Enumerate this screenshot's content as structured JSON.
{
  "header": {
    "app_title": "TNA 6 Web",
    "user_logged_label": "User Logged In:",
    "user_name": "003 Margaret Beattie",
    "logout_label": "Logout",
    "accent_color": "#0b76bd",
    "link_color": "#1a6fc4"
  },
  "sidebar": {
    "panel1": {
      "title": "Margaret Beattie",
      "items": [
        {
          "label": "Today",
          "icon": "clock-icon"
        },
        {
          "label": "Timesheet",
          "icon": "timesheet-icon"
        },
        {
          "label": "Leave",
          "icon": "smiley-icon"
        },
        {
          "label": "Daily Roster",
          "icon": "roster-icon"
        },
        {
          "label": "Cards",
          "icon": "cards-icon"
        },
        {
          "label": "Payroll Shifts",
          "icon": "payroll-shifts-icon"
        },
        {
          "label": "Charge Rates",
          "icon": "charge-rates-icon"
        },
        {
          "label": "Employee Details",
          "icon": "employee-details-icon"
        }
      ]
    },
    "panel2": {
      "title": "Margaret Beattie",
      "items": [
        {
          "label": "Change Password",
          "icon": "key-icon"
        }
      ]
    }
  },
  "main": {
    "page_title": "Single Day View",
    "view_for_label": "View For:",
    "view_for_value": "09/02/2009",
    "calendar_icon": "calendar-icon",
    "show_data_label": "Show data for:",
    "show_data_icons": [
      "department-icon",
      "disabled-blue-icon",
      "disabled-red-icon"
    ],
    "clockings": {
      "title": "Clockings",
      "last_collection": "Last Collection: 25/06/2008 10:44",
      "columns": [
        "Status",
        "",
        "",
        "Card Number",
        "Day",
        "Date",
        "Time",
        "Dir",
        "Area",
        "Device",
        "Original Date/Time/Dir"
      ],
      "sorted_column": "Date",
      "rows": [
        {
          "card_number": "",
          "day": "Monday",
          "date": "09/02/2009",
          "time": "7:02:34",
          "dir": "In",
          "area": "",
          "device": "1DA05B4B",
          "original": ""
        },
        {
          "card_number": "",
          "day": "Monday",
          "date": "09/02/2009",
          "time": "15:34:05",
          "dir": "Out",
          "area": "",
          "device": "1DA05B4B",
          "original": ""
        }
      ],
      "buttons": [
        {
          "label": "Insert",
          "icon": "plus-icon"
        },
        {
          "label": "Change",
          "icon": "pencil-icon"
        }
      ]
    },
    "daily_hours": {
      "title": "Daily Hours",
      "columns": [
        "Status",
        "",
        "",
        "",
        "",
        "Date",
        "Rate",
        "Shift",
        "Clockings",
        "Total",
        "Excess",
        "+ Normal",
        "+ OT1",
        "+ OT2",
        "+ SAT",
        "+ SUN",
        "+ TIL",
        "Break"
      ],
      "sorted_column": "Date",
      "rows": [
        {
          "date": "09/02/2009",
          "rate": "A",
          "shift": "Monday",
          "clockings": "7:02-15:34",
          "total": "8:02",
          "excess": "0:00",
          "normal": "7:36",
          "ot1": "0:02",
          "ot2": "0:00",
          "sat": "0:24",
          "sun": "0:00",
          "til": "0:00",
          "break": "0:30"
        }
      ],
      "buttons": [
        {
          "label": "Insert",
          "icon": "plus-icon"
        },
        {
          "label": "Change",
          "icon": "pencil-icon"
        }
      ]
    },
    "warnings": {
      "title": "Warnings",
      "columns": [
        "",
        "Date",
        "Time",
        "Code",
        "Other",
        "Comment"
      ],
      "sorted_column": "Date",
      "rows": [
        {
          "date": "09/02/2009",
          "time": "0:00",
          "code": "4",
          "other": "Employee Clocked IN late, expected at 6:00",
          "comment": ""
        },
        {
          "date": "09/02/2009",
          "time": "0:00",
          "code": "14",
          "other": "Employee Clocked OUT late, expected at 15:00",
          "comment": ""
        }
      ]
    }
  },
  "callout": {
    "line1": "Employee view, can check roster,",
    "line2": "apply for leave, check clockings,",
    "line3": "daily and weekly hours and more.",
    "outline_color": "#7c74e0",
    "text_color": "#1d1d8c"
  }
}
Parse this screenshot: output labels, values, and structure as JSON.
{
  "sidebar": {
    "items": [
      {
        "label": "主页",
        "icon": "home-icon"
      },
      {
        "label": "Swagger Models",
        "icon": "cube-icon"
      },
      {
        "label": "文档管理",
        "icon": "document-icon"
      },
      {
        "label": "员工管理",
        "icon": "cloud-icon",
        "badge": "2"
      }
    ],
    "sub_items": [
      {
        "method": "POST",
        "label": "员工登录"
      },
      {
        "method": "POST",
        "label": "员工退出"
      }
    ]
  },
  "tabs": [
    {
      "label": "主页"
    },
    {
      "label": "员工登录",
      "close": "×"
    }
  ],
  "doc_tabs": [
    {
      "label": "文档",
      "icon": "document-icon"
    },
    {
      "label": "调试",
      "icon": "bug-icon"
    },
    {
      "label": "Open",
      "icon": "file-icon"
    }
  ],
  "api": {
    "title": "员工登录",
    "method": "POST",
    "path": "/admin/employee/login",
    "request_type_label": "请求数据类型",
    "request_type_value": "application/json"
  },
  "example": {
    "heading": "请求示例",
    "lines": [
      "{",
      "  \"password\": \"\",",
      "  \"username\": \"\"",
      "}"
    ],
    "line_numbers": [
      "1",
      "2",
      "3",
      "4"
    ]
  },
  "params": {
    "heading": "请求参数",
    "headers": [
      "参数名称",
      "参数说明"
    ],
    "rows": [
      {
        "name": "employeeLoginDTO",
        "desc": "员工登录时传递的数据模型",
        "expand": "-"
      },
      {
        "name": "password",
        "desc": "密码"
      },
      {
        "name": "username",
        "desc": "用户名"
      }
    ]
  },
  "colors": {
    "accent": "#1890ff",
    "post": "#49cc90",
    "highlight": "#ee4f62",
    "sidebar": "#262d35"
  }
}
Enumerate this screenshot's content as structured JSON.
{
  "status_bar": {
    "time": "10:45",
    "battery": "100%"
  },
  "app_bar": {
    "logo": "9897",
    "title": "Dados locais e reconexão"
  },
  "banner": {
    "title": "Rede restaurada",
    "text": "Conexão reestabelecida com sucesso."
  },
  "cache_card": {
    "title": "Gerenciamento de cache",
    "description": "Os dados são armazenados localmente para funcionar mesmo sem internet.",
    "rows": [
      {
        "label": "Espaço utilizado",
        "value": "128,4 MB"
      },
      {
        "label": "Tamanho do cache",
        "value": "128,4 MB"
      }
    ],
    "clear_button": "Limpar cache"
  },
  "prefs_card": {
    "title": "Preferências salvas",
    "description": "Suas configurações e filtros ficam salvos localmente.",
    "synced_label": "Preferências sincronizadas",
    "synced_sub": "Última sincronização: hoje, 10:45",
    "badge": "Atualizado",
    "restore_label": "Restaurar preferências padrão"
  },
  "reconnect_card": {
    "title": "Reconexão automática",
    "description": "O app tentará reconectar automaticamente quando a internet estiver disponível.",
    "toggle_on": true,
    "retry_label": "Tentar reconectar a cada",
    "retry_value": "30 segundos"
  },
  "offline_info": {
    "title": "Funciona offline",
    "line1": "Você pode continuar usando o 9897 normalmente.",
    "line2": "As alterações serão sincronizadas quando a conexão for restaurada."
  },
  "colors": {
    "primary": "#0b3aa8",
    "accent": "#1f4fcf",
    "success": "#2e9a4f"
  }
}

****

Given exercise: Extract each line holding the word "late" from the records.

Output for this exercise:
          "other": "Employee Clocked IN late, expected at 6:00",
          "other": "Employee Clocked OUT late, expected at 15:00",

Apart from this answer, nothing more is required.